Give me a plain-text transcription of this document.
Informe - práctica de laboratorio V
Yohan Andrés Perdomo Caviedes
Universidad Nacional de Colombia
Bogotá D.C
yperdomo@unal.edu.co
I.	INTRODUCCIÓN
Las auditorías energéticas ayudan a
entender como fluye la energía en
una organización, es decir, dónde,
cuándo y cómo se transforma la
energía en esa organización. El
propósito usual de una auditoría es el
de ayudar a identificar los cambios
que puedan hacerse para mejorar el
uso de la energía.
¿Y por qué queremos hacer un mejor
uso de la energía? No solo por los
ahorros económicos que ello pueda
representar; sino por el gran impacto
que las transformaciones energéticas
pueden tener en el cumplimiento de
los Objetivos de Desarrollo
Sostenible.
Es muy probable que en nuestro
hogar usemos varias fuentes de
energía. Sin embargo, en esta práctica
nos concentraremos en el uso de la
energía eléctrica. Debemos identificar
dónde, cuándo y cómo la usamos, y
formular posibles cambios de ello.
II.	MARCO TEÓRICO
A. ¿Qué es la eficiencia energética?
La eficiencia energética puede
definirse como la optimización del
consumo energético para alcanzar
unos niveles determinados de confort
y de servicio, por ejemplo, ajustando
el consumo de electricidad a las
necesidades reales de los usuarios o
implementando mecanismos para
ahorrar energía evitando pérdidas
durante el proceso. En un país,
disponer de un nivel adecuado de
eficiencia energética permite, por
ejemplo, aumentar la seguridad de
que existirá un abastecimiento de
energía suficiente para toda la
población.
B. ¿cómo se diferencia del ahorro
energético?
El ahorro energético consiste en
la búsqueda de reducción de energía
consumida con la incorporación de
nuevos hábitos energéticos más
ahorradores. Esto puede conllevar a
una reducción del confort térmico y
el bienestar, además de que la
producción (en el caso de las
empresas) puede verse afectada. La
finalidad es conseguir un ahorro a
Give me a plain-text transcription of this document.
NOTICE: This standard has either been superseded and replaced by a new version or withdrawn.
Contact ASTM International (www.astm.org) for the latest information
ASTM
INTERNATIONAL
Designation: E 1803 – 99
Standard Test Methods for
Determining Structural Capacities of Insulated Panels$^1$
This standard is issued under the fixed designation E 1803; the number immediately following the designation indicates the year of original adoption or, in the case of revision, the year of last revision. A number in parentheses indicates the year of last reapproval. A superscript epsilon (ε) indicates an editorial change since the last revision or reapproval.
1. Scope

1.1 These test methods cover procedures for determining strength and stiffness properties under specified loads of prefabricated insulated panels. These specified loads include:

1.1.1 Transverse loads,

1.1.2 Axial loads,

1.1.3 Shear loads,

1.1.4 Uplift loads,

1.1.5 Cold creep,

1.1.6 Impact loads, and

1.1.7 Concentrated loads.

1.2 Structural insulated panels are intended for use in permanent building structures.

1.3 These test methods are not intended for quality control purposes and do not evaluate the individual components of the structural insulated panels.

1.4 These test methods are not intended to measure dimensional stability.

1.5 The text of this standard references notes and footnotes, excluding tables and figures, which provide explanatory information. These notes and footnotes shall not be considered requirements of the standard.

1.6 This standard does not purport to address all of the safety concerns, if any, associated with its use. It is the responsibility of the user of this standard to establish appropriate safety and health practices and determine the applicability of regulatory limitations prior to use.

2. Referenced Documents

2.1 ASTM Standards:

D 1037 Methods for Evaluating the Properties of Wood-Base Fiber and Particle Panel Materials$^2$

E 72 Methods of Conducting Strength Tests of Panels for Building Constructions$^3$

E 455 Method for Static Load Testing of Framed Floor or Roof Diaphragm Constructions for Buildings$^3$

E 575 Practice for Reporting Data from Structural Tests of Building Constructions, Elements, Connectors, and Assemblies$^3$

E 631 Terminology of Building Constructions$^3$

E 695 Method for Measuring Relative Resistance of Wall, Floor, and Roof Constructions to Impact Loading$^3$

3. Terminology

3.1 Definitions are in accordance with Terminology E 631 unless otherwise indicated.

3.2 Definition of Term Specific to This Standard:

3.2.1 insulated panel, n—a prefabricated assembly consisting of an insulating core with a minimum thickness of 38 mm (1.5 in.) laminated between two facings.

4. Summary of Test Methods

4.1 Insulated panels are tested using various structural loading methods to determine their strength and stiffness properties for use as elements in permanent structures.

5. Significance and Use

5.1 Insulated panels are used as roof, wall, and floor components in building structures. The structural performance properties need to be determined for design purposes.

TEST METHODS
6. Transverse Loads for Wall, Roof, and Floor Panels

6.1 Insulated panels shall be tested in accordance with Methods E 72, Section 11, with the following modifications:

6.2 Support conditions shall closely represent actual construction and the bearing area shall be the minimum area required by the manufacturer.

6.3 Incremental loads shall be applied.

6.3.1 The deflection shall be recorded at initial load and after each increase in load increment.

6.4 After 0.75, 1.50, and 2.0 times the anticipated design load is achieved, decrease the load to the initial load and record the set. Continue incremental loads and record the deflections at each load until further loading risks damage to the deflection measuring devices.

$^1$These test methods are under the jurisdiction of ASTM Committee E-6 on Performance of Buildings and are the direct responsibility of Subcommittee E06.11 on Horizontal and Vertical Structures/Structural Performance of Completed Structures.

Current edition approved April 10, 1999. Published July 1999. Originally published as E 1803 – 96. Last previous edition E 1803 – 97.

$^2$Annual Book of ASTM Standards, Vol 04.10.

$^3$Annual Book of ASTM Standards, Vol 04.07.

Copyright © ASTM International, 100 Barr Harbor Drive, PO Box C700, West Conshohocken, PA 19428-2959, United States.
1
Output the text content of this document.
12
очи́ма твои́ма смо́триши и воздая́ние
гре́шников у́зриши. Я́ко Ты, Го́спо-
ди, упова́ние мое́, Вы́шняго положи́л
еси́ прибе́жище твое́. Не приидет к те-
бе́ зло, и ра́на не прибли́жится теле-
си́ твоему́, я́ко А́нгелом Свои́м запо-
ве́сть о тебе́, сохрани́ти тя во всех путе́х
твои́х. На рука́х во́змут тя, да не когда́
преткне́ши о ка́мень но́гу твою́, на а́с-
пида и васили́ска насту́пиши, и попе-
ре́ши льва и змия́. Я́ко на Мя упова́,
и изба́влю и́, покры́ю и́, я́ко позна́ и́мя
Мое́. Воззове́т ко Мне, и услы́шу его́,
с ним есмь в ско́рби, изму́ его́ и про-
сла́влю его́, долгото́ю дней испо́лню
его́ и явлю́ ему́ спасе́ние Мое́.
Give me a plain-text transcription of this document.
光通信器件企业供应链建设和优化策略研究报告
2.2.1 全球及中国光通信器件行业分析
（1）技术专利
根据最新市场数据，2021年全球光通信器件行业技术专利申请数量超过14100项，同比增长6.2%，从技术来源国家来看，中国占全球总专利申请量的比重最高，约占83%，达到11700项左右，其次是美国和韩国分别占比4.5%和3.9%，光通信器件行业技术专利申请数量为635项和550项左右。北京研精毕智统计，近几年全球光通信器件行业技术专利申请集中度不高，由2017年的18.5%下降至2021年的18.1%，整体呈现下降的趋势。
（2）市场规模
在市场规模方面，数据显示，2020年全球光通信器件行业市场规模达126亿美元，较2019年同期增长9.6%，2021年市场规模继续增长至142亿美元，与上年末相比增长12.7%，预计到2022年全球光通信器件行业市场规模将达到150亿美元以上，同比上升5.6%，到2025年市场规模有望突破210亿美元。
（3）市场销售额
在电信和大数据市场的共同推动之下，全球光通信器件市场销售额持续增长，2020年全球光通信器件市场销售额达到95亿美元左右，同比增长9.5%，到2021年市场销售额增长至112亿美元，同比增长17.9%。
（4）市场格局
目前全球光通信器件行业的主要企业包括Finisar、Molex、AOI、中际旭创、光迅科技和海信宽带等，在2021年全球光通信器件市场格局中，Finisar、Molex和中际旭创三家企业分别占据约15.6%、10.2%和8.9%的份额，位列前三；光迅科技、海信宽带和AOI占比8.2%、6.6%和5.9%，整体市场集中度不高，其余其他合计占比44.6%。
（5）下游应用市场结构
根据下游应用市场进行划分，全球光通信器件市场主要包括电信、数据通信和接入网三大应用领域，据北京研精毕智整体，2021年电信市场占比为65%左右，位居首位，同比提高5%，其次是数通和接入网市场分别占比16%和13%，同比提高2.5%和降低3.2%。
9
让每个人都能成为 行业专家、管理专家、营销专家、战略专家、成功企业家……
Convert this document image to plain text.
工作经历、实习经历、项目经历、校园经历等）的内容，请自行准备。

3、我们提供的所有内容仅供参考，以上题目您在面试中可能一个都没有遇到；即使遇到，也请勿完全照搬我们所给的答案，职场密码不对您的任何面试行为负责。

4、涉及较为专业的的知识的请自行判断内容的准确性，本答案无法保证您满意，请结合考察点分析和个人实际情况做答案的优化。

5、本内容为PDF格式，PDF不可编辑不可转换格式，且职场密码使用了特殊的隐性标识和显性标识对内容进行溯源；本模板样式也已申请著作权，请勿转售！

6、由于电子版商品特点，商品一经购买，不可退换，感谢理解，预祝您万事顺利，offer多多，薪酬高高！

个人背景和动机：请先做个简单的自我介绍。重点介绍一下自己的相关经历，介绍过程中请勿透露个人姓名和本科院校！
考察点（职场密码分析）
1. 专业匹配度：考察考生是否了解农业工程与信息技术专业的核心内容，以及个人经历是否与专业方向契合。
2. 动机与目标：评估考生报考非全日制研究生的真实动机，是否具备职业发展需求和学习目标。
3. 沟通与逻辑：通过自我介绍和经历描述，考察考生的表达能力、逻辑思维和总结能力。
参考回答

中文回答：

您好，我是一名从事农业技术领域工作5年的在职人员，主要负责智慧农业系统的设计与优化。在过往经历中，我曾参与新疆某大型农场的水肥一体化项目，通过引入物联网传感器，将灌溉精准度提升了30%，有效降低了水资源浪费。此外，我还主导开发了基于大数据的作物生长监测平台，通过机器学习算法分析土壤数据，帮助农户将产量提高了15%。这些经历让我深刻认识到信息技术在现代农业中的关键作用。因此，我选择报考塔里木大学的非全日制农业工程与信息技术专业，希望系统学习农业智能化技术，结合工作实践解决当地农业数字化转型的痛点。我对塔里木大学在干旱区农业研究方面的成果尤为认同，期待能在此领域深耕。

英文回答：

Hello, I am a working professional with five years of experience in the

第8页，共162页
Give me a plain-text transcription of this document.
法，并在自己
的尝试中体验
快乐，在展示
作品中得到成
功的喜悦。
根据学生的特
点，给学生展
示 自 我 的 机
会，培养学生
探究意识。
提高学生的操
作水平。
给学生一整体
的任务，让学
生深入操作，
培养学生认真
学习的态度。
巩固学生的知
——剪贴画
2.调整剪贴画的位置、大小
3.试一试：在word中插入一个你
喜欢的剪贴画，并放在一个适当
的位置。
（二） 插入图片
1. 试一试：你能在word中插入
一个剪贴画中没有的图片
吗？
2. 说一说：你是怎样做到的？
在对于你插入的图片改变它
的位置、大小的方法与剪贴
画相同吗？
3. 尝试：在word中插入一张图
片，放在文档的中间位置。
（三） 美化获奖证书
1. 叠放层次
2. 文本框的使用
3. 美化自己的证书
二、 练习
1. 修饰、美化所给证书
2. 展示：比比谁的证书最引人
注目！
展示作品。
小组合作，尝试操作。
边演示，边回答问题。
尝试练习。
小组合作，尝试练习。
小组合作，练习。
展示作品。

:::

▸ **Set problem**:
Whenever "práctica" turns up in a line, pick that line out.

▸ **Solved exercise**:
Informe - práctica de laboratorio V
energía. Sin embargo, en esta práctica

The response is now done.